__What you have to do__
State how many lines in the entries below contain "false". Write nothing but the number.

>> start

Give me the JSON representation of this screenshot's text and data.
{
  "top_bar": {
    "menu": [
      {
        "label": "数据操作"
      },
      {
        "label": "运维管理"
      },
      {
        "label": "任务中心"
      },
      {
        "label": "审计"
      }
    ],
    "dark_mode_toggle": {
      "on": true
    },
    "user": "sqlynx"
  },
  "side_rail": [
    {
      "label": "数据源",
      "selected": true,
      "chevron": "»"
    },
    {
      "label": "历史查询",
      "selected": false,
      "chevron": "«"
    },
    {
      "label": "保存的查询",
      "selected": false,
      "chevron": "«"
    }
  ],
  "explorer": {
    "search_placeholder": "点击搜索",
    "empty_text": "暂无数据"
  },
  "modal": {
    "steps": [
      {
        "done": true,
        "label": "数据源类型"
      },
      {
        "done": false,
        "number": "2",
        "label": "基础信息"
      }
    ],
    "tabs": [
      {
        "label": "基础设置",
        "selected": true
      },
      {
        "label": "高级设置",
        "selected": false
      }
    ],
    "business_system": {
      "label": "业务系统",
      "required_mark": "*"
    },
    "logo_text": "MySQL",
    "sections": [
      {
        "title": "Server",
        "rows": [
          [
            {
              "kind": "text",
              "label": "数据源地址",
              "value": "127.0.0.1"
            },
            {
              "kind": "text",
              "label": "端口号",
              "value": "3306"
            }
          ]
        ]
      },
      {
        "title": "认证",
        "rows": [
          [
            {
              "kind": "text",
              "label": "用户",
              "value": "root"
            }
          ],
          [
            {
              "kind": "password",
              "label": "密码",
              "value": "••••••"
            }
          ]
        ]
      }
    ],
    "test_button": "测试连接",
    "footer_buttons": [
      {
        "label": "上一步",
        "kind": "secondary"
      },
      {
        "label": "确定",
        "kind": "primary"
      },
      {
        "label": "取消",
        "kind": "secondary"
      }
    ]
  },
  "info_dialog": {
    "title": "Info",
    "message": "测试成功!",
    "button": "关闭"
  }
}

>> end

__Exercise output__
4